§ GOAL:
Locate the word "comparisons" in the data below, then copy every line that holds it.

# WORKING DATA start

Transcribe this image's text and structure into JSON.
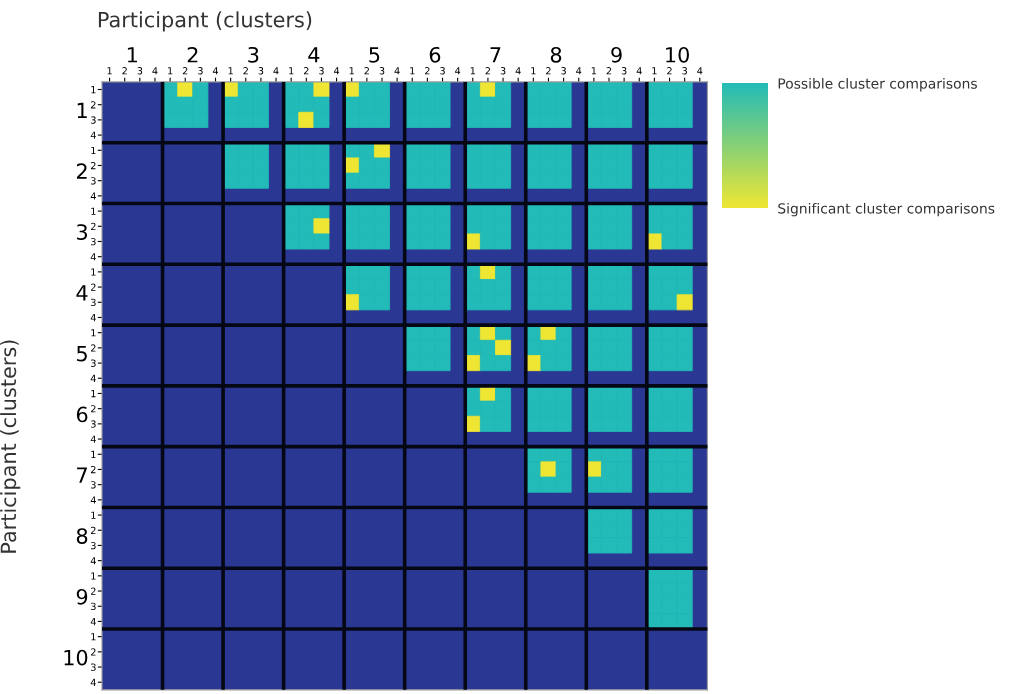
{
  "chart_data": {
    "type": "heatmap",
    "xlabel": "Participant (clusters)",
    "ylabel": "Participant (clusters)",
    "annotations": [
      "1",
      "2",
      "3",
      "4",
      "5",
      "6",
      "7",
      "8",
      "9",
      "10",
      "1",
      "2",
      "3",
      "4",
      "5",
      "6",
      "7",
      "8",
      "9",
      "10"
    ],
    "clim": [
      1,
      2
    ],
    "cticks": [
      {
        "value": 1,
        "label": "Possible cluster comparisons"
      },
      {
        "value": 2,
        "label": "Significant cluster comparisons"
      }
    ],
    "colors": [
      "#2a3894",
      "#22bbb8",
      "#eee633"
    ],
    "categories": [
      "1",
      "2",
      "3",
      "4",
      "1",
      "2",
      "3",
      "4",
      "1",
      "2",
      "3",
      "4",
      "1",
      "2",
      "3",
      "4",
      "1",
      "2",
      "3",
      "4",
      "1",
      "2",
      "3",
      "4",
      "1",
      "2",
      "3",
      "4",
      "1",
      "2",
      "3",
      "4",
      "1",
      "2",
      "3",
      "4",
      "1",
      "2",
      "3",
      "4"
    ],
    "y_categories": [
      "1",
      "2",
      "3",
      "4",
      "1",
      "2",
      "3",
      "4",
      "1",
      "2",
      "3",
      "4",
      "1",
      "2",
      "3",
      "4",
      "1",
      "2",
      "3",
      "4",
      "1",
      "2",
      "3",
      "4",
      "1",
      "2",
      "3",
      "4",
      "1",
      "2",
      "3",
      "4",
      "1",
      "2",
      "3",
      "4",
      "1",
      "2",
      "3",
      "4"
    ],
    "cells": [
      [
        null,
        null,
        null,
        null,
        1,
        2,
        1,
        null,
        2,
        1,
        1,
        null,
        1,
        1,
        2,
        null,
        2,
        1,
        1,
        null,
        1,
        1,
        1,
        null,
        1,
        2,
        1,
        null,
        1,
        1,
        1,
        null,
        1,
        1,
        1,
        null,
        1,
        1,
        1,
        null
      ],
      [
        null,
        null,
        null,
        null,
        1,
        1,
        1,
        null,
        1,
        1,
        1,
        null,
        1,
        1,
        1,
        null,
        1,
        1,
        1,
        null,
        1,
        1,
        1,
        null,
        1,
        1,
        1,
        null,
        1,
        1,
        1,
        null,
        1,
        1,
        1,
        null,
        1,
        1,
        1,
        null
      ],
      [
        null,
        null,
        null,
        null,
        1,
        1,
        1,
        null,
        1,
        1,
        1,
        null,
        1,
        2,
        1,
        null,
        1,
        1,
        1,
        null,
        1,
        1,
        1,
        null,
        1,
        1,
        1,
        null,
        1,
        1,
        1,
        null,
        1,
        1,
        1,
        null,
        1,
        1,
        1,
        null
      ],
      [
        null,
        null,
        null,
        null,
        null,
        null,
        null,
        null,
        null,
        null,
        null,
        null,
        null,
        null,
        null,
        null,
        null,
        null,
        null,
        null,
        null,
        null,
        null,
        null,
        null,
        null,
        null,
        null,
        null,
        null,
        null,
        null,
        null,
        null,
        null,
        null,
        null,
        null,
        null,
        null
      ],
      [
        null,
        null,
        null,
        null,
        null,
        null,
        null,
        null,
        1,
        1,
        1,
        null,
        1,
        1,
        1,
        null,
        1,
        1,
        2,
        null,
        1,
        1,
        1,
        null,
        1,
        1,
        1,
        null,
        1,
        1,
        1,
        null,
        1,
        1,
        1,
        null,
        1,
        1,
        1,
        null
      ],
      [
        null,
        null,
        null,
        null,
        null,
        null,
        null,
        null,
        1,
        1,
        1,
        null,
        1,
        1,
        1,
        null,
        2,
        1,
        1,
        null,
        1,
        1,
        1,
        null,
        1,
        1,
        1,
        null,
        1,
        1,
        1,
        null,
        1,
        1,
        1,
        null,
        1,
        1,
        1,
        null
      ],
      [
        null,
        null,
        null,
        null,
        null,
        null,
        null,
        null,
        1,
        1,
        1,
        null,
        1,
        1,
        1,
        null,
        1,
        1,
        1,
        null,
        1,
        1,
        1,
        null,
        1,
        1,
        1,
        null,
        1,
        1,
        1,
        null,
        1,
        1,
        1,
        null,
        1,
        1,
        1,
        null
      ],
      [
        null,
        null,
        null,
        null,
        null,
        null,
        null,
        null,
        null,
        null,
        null,
        null,
        null,
        null,
        null,
        null,
        null,
        null,
        null,
        null,
        null,
        null,
        null,
        null,
        null,
        null,
        null,
        null,
        null,
        null,
        null,
        null,
        null,
        null,
        null,
        null,
        null,
        null,
        null,
        null
      ],
      [
        null,
        null,
        null,
        null,
        null,
        null,
        null,
        null,
        null,
        null,
        null,
        null,
        1,
        1,
        1,
        null,
        1,
        1,
        1,
        null,
        1,
        1,
        1,
        null,
        1,
        1,
        1,
        null,
        1,
        1,
        1,
        null,
        1,
        1,
        1,
        null,
        1,
        1,
        1,
        null
      ],
      [
        null,
        null,
        null,
        null,
        null,
        null,
        null,
        null,
        null,
        null,
        null,
        null,
        1,
        1,
        2,
        null,
        1,
        1,
        1,
        null,
        1,
        1,
        1,
        null,
        1,
        1,
        1,
        null,
        1,
        1,
        1,
        null,
        1,
        1,
        1,
        null,
        1,
        1,
        1,
        null
      ],
      [
        null,
        null,
        null,
        null,
        null,
        null,
        null,
        null,
        null,
        null,
        null,
        null,
        1,
        1,
        1,
        null,
        1,
        1,
        1,
        null,
        1,
        1,
        1,
        null,
        2,
        1,
        1,
        null,
        1,
        1,
        1,
        null,
        1,
        1,
        1,
        null,
        2,
        1,
        1,
        null
      ],
      [
        null,
        null,
        null,
        null,
        null,
        null,
        null,
        null,
        null,
        null,
        null,
        null,
        null,
        null,
        null,
        null,
        null,
        null,
        null,
        null,
        null,
        null,
        null,
        null,
        null,
        null,
        null,
        null,
        null,
        null,
        null,
        null,
        null,
        null,
        null,
        null,
        null,
        null,
        null,
        null
      ],
      [
        null,
        null,
        null,
        null,
        null,
        null,
        null,
        null,
        null,
        null,
        null,
        null,
        null,
        null,
        null,
        null,
        1,
        1,
        1,
        null,
        1,
        1,
        1,
        null,
        1,
        2,
        1,
        null,
        1,
        1,
        1,
        null,
        1,
        1,
        1,
        null,
        1,
        1,
        1,
        null
      ],
      [
        null,
        null,
        null,
        null,
        null,
        null,
        null,
        null,
        null,
        null,
        null,
        null,
        null,
        null,
        null,
        null,
        1,
        1,
        1,
        null,
        1,
        1,
        1,
        null,
        1,
        1,
        1,
        null,
        1,
        1,
        1,
        null,
        1,
        1,
        1,
        null,
        1,
        1,
        1,
        null
      ],
      [
        null,
        null,
        null,
        null,
        null,
        null,
        null,
        null,
        null,
        null,
        null,
        null,
        null,
        null,
        null,
        null,
        2,
        1,
        1,
        null,
        1,
        1,
        1,
        null,
        1,
        1,
        1,
        null,
        1,
        1,
        1,
        null,
        1,
        1,
        1,
        null,
        1,
        1,
        2,
        null
      ],
      [
        null,
        null,
        null,
        null,
        null,
        null,
        null,
        null,
        null,
        null,
        null,
        null,
        null,
        null,
        null,
        null,
        null,
        null,
        null,
        null,
        null,
        null,
        null,
        null,
        null,
        null,
        null,
        null,
        null,
        null,
        null,
        null,
        null,
        null,
        null,
        null,
        null,
        null,
        null,
        null
      ],
      [
        null,
        null,
        null,
        null,
        null,
        null,
        null,
        null,
        null,
        null,
        null,
        null,
        null,
        null,
        null,
        null,
        null,
        null,
        null,
        null,
        1,
        1,
        1,
        null,
        1,
        2,
        1,
        null,
        1,
        2,
        1,
        null,
        1,
        1,
        1,
        null,
        1,
        1,
        1,
        null
      ],
      [
        null,
        null,
        null,
        null,
        null,
        null,
        null,
        null,
        null,
        null,
        null,
        null,
        null,
        null,
        null,
        null,
        null,
        null,
        null,
        null,
        1,
        1,
        1,
        null,
        1,
        1,
        2,
        null,
        1,
        1,
        1,
        null,
        1,
        1,
        1,
        null,
        1,
        1,
        1,
        null
      ],
      [
        null,
        null,
        null,
        null,
        null,
        null,
        null,
        null,
        null,
        null,
        null,
        null,
        null,
        null,
        null,
        null,
        null,
        null,
        null,
        null,
        1,
        1,
        1,
        null,
        2,
        1,
        1,
        null,
        2,
        1,
        1,
        null,
        1,
        1,
        1,
        null,
        1,
        1,
        1,
        null
      ],
      [
        null,
        null,
        null,
        null,
        null,
        null,
        null,
        null,
        null,
        null,
        null,
        null,
        null,
        null,
        null,
        null,
        null,
        null,
        null,
        null,
        null,
        null,
        null,
        null,
        null,
        null,
        null,
        null,
        null,
        null,
        null,
        null,
        null,
        null,
        null,
        null,
        null,
        null,
        null,
        null
      ],
      [
        null,
        null,
        null,
        null,
        null,
        null,
        null,
        null,
        null,
        null,
        null,
        null,
        null,
        null,
        null,
        null,
        null,
        null,
        null,
        null,
        null,
        null,
        null,
        null,
        1,
        2,
        1,
        null,
        1,
        1,
        1,
        null,
        1,
        1,
        1,
        null,
        1,
        1,
        1,
        null
      ],
      [
        null,
        null,
        null,
        null,
        null,
        null,
        null,
        null,
        null,
        null,
        null,
        null,
        null,
        null,
        null,
        null,
        null,
        null,
        null,
        null,
        null,
        null,
        null,
        null,
        1,
        1,
        1,
        null,
        1,
        1,
        1,
        null,
        1,
        1,
        1,
        null,
        1,
        1,
        1,
        null
      ],
      [
        null,
        null,
        null,
        null,
        null,
        null,
        null,
        null,
        null,
        null,
        null,
        null,
        null,
        null,
        null,
        null,
        null,
        null,
        null,
        null,
        null,
        null,
        null,
        null,
        2,
        1,
        1,
        null,
        1,
        1,
        1,
        null,
        1,
        1,
        1,
        null,
        1,
        1,
        1,
        null
      ],
      [
        null,
        null,
        null,
        null,
        null,
        null,
        null,
        null,
        null,
        null,
        null,
        null,
        null,
        null,
        null,
        null,
        null,
        null,
        null,
        null,
        null,
        null,
        null,
        null,
        null,
        null,
        null,
        null,
        null,
        null,
        null,
        null,
        null,
        null,
        null,
        null,
        null,
        null,
        null,
        null
      ],
      [
        null,
        null,
        null,
        null,
        null,
        null,
        null,
        null,
        null,
        null,
        null,
        null,
        null,
        null,
        null,
        null,
        null,
        null,
        null,
        null,
        null,
        null,
        null,
        null,
        null,
        null,
        null,
        null,
        1,
        1,
        1,
        null,
        1,
        1,
        1,
        null,
        1,
        1,
        1,
        null
      ],
      [
        null,
        null,
        null,
        null,
        null,
        null,
        null,
        null,
        null,
        null,
        null,
        null,
        null,
        null,
        null,
        null,
        null,
        null,
        null,
        null,
        null,
        null,
        null,
        null,
        null,
        null,
        null,
        null,
        1,
        2,
        1,
        null,
        2,
        1,
        1,
        null,
        1,
        1,
        1,
        null
      ],
      [
        null,
        null,
        null,
        null,
        null,
        null,
        null,
        null,
        null,
        null,
        null,
        null,
        null,
        null,
        null,
        null,
        null,
        null,
        null,
        null,
        null,
        null,
        null,
        null,
        null,
        null,
        null,
        null,
        1,
        1,
        1,
        null,
        1,
        1,
        1,
        null,
        1,
        1,
        1,
        null
      ],
      [
        null,
        null,
        null,
        null,
        null,
        null,
        null,
        null,
        null,
        null,
        null,
        null,
        null,
        null,
        null,
        null,
        null,
        null,
        null,
        null,
        null,
        null,
        null,
        null,
        null,
        null,
        null,
        null,
        null,
        null,
        null,
        null,
        null,
        null,
        null,
        null,
        null,
        null,
        null,
        null
      ],
      [
        null,
        null,
        null,
        null,
        null,
        null,
        null,
        null,
        null,
        null,
        null,
        null,
        null,
        null,
        null,
        null,
        null,
        null,
        null,
        null,
        null,
        null,
        null,
        null,
        null,
        null,
        null,
        null,
        null,
        null,
        null,
        null,
        1,
        1,
        1,
        null,
        1,
        1,
        1,
        null
      ],
      [
        null,
        null,
        null,
        null,
        null,
        null,
        null,
        null,
        null,
        null,
        null,
        null,
        null,
        null,
        null,
        null,
        null,
        null,
        null,
        null,
        null,
        null,
        null,
        null,
        null,
        null,
        null,
        null,
        null,
        null,
        null,
        null,
        1,
        1,
        1,
        null,
        1,
        1,
        1,
        null
      ],
      [
        null,
        null,
        null,
        null,
        null,
        null,
        null,
        null,
        null,
        null,
        null,
        null,
        null,
        null,
        null,
        null,
        null,
        null,
        null,
        null,
        null,
        null,
        null,
        null,
        null,
        null,
        null,
        null,
        null,
        null,
        null,
        null,
        1,
        1,
        1,
        null,
        1,
        1,
        1,
        null
      ],
      [
        null,
        null,
        null,
        null,
        null,
        null,
        null,
        null,
        null,
        null,
        null,
        null,
        null,
        null,
        null,
        null,
        null,
        null,
        null,
        null,
        null,
        null,
        null,
        null,
        null,
        null,
        null,
        null,
        null,
        null,
        null,
        null,
        null,
        null,
        null,
        null,
        null,
        null,
        null,
        null
      ],
      [
        null,
        null,
        null,
        null,
        null,
        null,
        null,
        null,
        null,
        null,
        null,
        null,
        null,
        null,
        null,
        null,
        null,
        null,
        null,
        null,
        null,
        null,
        null,
        null,
        null,
        null,
        null,
        null,
        null,
        null,
        null,
        null,
        null,
        null,
        null,
        null,
        1,
        1,
        1,
        null
      ],
      [
        null,
        null,
        null,
        null,
        null,
        null,
        null,
        null,
        null,
        null,
        null,
        null,
        null,
        null,
        null,
        null,
        null,
        null,
        null,
        null,
        null,
        null,
        null,
        null,
        null,
        null,
        null,
        null,
        null,
        null,
        null,
        null,
        null,
        null,
        null,
        null,
        1,
        1,
        1,
        null
      ],
      [
        null,
        null,
        null,
        null,
        null,
        null,
        null,
        null,
        null,
        null,
        null,
        null,
        null,
        null,
        null,
        null,
        null,
        null,
        null,
        null,
        null,
        null,
        null,
        null,
        null,
        null,
        null,
        null,
        null,
        null,
        null,
        null,
        null,
        null,
        null,
        null,
        1,
        1,
        1,
        null
      ],
      [
        null,
        null,
        null,
        null,
        null,
        null,
        null,
        null,
        null,
        null,
        null,
        null,
        null,
        null,
        null,
        null,
        null,
        null,
        null,
        null,
        null,
        null,
        null,
        null,
        null,
        null,
        null,
        null,
        null,
        null,
        null,
        null,
        null,
        null,
        null,
        null,
        1,
        1,
        1,
        null
      ],
      [
        null,
        null,
        null,
        null,
        null,
        null,
        null,
        null,
        null,
        null,
        null,
        null,
        null,
        null,
        null,
        null,
        null,
        null,
        null,
        null,
        null,
        null,
        null,
        null,
        null,
        null,
        null,
        null,
        null,
        null,
        null,
        null,
        null,
        null,
        null,
        null,
        null,
        null,
        null,
        null
      ],
      [
        null,
        null,
        null,
        null,
        null,
        null,
        null,
        null,
        null,
        null,
        null,
        null,
        null,
        null,
        null,
        null,
        null,
        null,
        null,
        null,
        null,
        null,
        null,
        null,
        null,
        null,
        null,
        null,
        null,
        null,
        null,
        null,
        null,
        null,
        null,
        null,
        null,
        null,
        null,
        null
      ],
      [
        null,
        null,
        null,
        null,
        null,
        null,
        null,
        null,
        null,
        null,
        null,
        null,
        null,
        null,
        null,
        null,
        null,
        null,
        null,
        null,
        null,
        null,
        null,
        null,
        null,
        null,
        null,
        null,
        null,
        null,
        null,
        null,
        null,
        null,
        null,
        null,
        null,
        null,
        null,
        null
      ],
      [
        null,
        null,
        null,
        null,
        null,
        null,
        null,
        null,
        null,
        null,
        null,
        null,
        null,
        null,
        null,
        null,
        null,
        null,
        null,
        null,
        null,
        null,
        null,
        null,
        null,
        null,
        null,
        null,
        null,
        null,
        null,
        null,
        null,
        null,
        null,
        null,
        null,
        null,
        null,
        null
      ]
    ],
    "grid": true
  }
}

# WORKING DATA end

§ EXERCISE SOLUTION:
        "label": "Possible cluster comparisons"
        "label": "Significant cluster comparisons"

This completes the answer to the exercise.